Stated exercise
Copy all lines below containing "моноциты".

=-=-=-=-=

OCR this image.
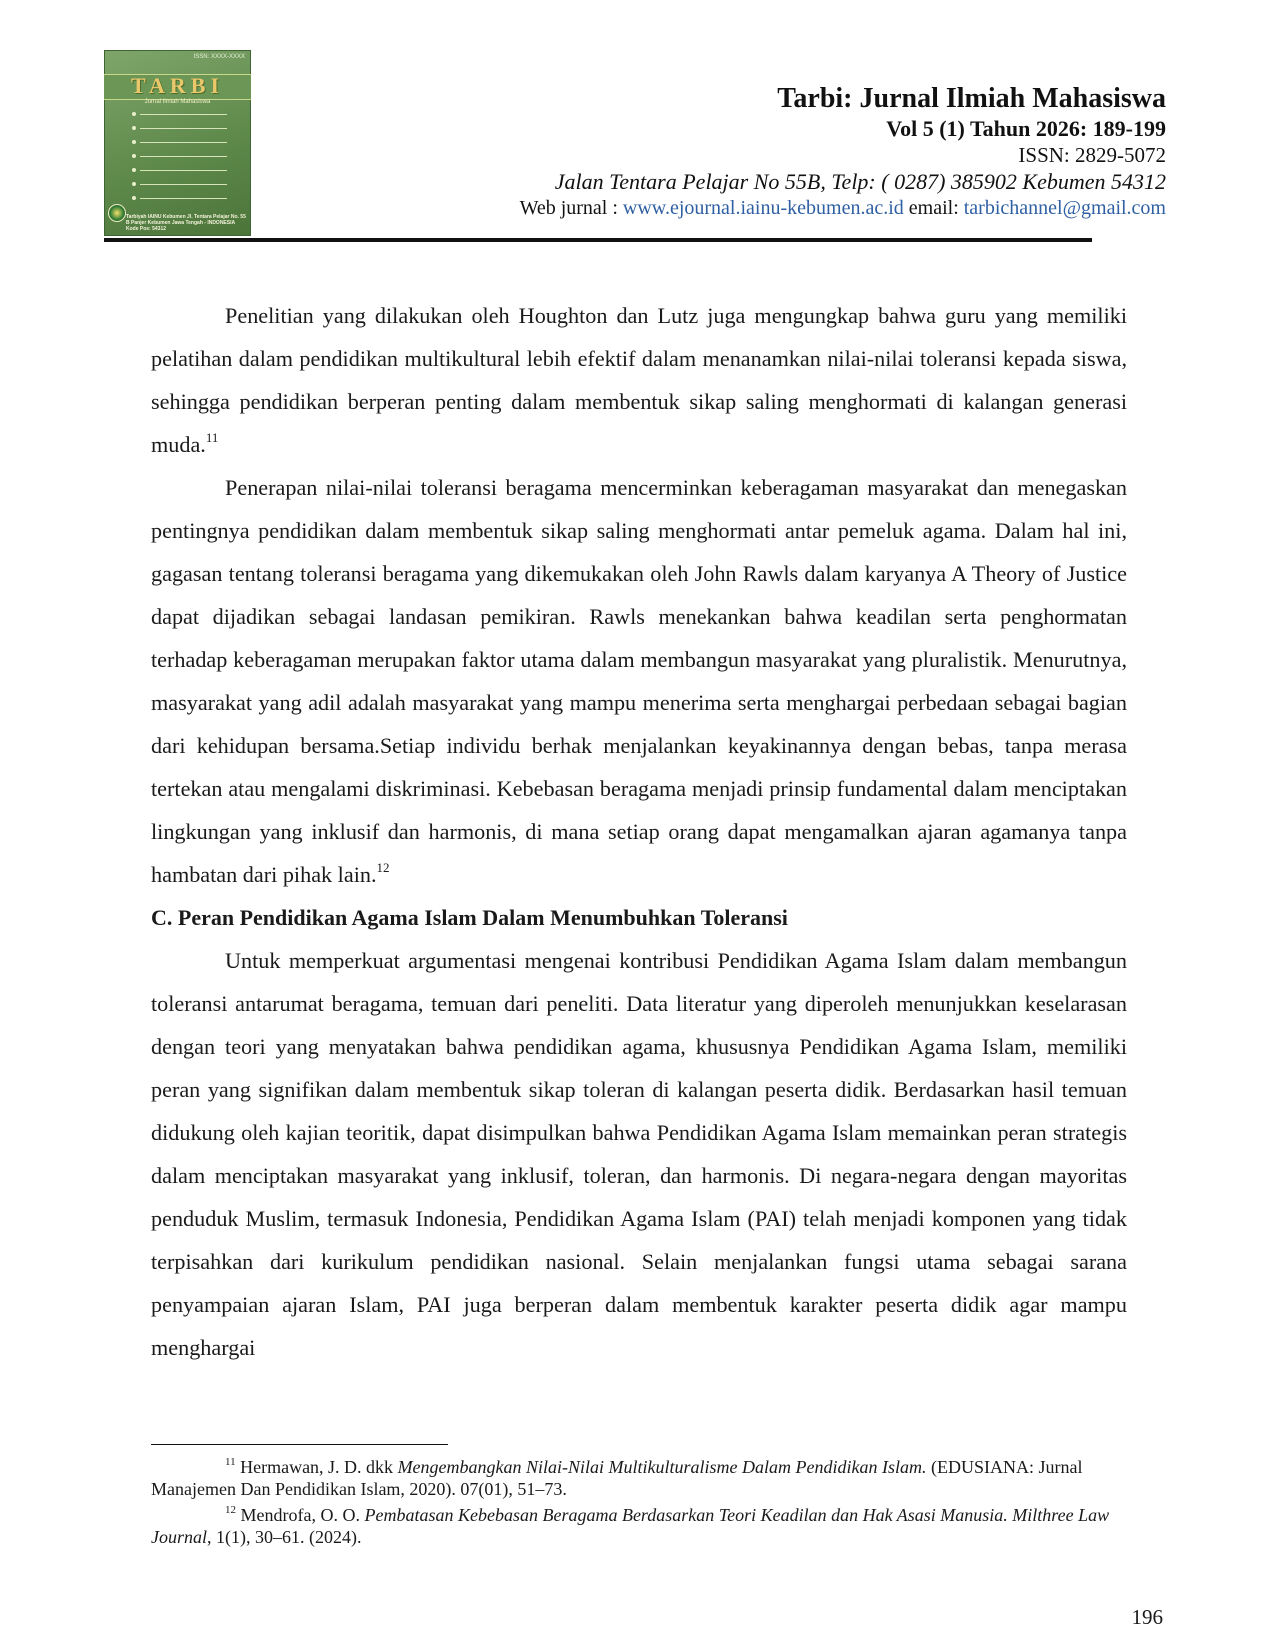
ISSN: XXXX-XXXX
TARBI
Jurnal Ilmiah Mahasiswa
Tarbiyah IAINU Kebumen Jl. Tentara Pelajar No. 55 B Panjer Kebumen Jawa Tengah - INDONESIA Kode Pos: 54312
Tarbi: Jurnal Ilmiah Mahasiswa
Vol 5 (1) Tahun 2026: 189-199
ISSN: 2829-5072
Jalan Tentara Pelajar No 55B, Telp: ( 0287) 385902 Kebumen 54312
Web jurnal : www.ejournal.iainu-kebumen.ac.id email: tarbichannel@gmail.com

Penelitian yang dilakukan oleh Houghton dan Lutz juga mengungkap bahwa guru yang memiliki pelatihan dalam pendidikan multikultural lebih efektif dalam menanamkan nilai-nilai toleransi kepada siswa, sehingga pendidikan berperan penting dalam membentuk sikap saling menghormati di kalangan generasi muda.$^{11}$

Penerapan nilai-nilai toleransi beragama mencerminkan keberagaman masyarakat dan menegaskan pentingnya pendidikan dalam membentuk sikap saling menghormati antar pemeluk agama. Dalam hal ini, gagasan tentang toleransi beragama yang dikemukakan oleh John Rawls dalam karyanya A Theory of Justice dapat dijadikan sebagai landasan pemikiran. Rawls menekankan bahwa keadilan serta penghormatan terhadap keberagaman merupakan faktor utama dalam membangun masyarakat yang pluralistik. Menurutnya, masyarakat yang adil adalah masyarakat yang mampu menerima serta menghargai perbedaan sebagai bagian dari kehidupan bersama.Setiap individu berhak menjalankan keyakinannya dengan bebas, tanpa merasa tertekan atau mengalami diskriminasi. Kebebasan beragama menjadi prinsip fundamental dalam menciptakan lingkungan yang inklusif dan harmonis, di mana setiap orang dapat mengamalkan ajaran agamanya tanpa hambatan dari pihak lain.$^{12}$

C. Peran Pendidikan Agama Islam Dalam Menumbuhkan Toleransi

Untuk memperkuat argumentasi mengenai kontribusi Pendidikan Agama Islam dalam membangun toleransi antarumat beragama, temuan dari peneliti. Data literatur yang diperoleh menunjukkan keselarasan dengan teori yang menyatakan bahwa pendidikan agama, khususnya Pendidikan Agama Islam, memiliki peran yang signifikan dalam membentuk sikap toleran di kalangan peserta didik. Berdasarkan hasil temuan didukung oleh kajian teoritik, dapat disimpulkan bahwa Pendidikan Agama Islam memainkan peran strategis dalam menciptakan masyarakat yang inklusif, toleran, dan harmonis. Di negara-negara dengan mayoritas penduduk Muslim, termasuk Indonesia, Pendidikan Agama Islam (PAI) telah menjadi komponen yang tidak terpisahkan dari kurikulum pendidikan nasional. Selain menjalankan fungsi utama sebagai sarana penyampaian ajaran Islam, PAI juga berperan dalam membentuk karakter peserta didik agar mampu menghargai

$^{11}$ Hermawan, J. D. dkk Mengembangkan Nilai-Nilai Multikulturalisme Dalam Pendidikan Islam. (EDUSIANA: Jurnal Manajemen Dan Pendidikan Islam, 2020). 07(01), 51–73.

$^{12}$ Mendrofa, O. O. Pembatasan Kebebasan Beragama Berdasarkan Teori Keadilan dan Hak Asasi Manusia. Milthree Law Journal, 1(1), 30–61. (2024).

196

=-=-=-=-=

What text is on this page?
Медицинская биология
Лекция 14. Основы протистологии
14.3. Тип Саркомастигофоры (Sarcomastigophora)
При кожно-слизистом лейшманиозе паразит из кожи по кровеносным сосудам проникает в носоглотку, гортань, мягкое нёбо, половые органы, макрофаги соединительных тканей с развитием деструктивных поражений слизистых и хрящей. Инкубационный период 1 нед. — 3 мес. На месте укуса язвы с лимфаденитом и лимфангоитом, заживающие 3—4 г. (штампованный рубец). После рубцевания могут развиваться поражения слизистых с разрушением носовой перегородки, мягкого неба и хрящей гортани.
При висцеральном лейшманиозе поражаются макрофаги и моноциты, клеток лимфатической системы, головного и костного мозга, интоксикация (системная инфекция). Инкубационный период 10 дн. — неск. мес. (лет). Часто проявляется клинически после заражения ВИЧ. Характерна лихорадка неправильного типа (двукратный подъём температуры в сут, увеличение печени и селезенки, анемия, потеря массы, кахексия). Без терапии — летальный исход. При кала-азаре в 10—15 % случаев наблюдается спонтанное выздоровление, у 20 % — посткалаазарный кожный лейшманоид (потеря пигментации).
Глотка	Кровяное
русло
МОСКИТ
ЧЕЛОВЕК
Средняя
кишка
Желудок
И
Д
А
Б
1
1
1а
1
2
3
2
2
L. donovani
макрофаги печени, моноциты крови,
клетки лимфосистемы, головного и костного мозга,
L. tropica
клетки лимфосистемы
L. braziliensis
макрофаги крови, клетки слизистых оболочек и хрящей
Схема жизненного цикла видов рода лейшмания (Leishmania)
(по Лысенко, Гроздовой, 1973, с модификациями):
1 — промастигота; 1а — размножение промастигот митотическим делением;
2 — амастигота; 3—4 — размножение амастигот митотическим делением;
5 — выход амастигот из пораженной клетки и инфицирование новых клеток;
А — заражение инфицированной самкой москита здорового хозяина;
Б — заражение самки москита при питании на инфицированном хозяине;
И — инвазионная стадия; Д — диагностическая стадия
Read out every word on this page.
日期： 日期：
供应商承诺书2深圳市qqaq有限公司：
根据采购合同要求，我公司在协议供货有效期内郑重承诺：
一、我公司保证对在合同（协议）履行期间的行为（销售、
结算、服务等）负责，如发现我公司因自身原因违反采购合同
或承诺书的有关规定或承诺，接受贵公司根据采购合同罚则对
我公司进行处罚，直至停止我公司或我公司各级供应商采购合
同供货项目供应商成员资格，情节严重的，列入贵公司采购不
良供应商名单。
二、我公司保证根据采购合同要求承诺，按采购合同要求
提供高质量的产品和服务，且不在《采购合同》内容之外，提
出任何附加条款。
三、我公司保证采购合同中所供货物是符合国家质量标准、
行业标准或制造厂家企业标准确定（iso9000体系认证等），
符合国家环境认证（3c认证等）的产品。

=-=-=-=-=

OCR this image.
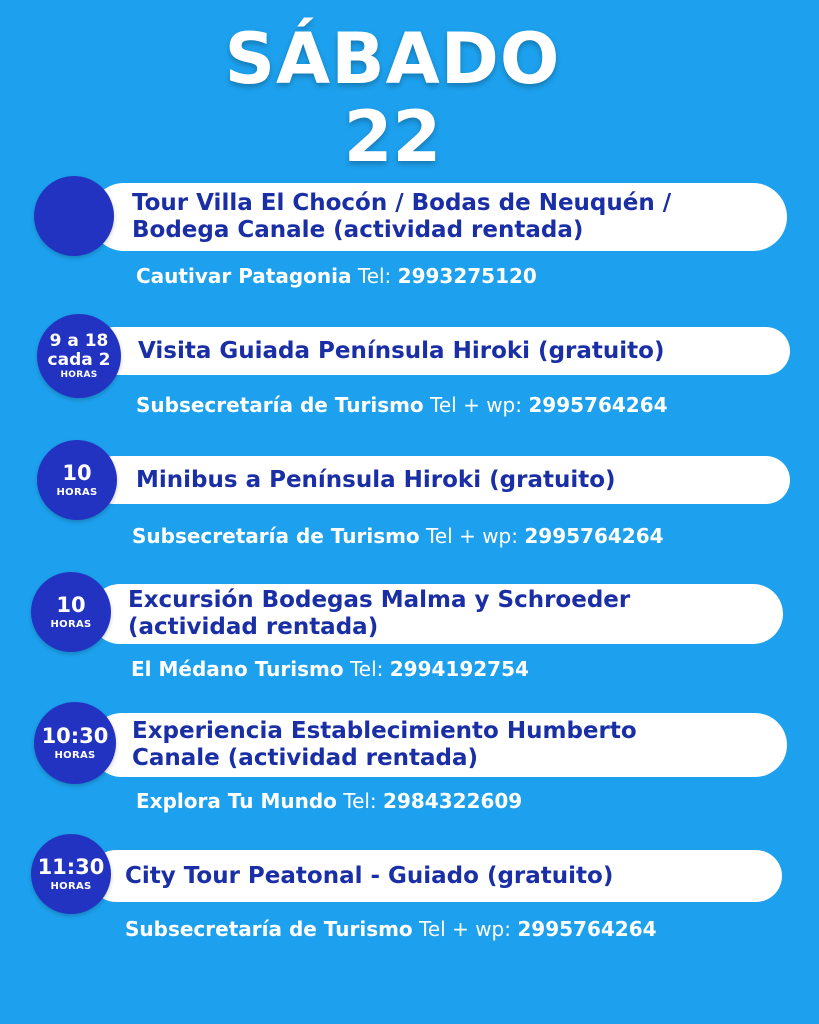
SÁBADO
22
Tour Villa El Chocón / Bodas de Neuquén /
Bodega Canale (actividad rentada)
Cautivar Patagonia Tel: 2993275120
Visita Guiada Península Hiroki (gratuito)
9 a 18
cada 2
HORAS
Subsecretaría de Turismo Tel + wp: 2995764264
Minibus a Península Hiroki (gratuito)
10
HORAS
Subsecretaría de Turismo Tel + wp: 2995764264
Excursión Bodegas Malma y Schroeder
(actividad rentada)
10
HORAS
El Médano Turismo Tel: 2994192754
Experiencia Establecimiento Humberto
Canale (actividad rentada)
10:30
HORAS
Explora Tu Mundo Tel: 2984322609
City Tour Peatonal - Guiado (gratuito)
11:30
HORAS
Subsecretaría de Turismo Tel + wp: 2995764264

=-=-=-=-=

Response
При висцеральном лейшманиозе поражаются макрофаги и моноциты, клеток лимфатической системы, головного и костного мозга, интоксикация (системная инфекция). Инкубационный период 10 дн. — неск. мес. (лет). Часто проявляется клинически после заражения ВИЧ. Характерна лихорадка неправильного типа (двукратный подъём температуры в сут, увеличение печени и селезенки, анемия, потеря массы, кахексия). Без терапии — летальный исход. При кала-азаре в 10—15 % случаев наблюдается спонтанное выздоровление, у 20 % — посткалаазарный кожный лейшманоид (потеря пигментации).
макрофаги печени, моноциты крови,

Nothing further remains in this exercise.